[Start of DATA FOR PROCESSING]

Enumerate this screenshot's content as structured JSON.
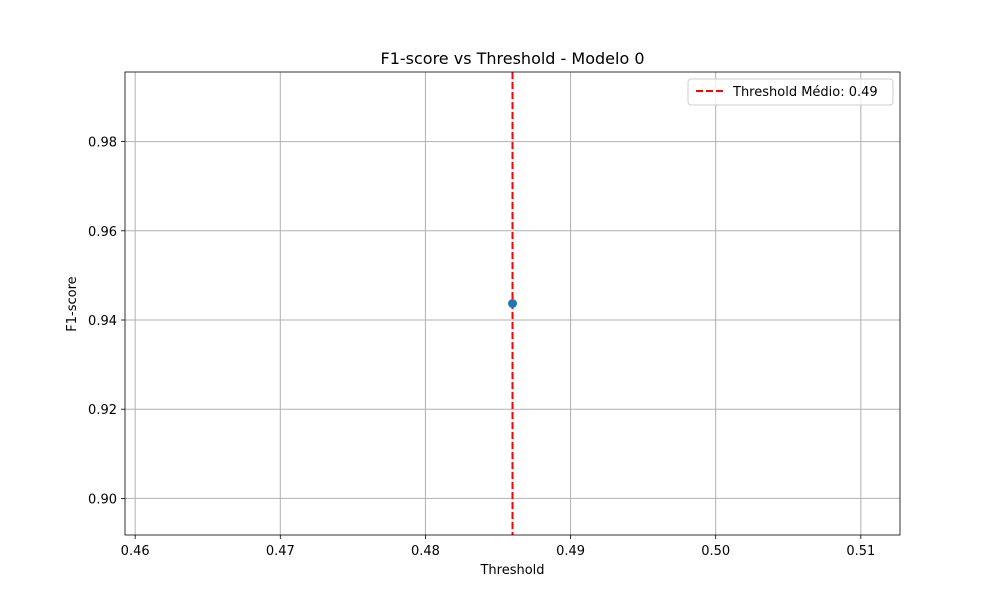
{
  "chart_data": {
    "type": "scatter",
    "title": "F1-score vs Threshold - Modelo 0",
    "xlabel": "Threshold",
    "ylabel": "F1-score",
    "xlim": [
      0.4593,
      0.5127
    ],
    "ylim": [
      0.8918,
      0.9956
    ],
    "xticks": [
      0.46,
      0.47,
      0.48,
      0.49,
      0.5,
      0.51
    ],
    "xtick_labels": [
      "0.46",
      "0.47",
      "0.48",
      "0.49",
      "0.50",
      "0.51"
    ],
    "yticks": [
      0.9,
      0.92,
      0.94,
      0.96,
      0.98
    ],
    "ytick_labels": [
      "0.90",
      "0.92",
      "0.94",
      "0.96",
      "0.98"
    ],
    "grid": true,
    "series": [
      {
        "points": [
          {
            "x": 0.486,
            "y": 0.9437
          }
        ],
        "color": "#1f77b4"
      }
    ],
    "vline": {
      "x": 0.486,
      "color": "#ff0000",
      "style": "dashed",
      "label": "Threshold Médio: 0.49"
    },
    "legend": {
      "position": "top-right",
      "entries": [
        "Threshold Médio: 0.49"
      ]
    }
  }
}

[End of DATA FOR PROCESSING]

▶ _WORK TO COMPLETE_
Omit pictures; set down the rest of the material word for word.

▶ _RESULT BELOW_
Enumerate this screenshot's content as structured JSON.
{
  "chart_data": {
    "type": "scatter",
    "title": "F1-score vs Threshold - Modelo 0",
    "xlabel": "Threshold",
    "ylabel": "F1-score",
    "xlim": [
      0.4593,
      0.5127
    ],
    "ylim": [
      0.8918,
      0.9956
    ],
    "xticks": [
      0.46,
      0.47,
      0.48,
      0.49,
      0.5,
      0.51
    ],
    "xtick_labels": [
      "0.46",
      "0.47",
      "0.48",
      "0.49",
      "0.50",
      "0.51"
    ],
    "yticks": [
      0.9,
      0.92,
      0.94,
      0.96,
      0.98
    ],
    "ytick_labels": [
      "0.90",
      "0.92",
      "0.94",
      "0.96",
      "0.98"
    ],
    "grid": true,
    "series": [
      {
        "points": [
          {
            "x": 0.486,
            "y": 0.9437
          }
        ],
        "color": "#1f77b4"
      }
    ],
    "vline": {
      "x": 0.486,
      "color": "#ff0000",
      "style": "dashed",
      "label": "Threshold Médio: 0.49"
    },
    "legend": {
      "position": "top-right",
      "entries": [
        "Threshold Médio: 0.49"
      ]
    }
  }
}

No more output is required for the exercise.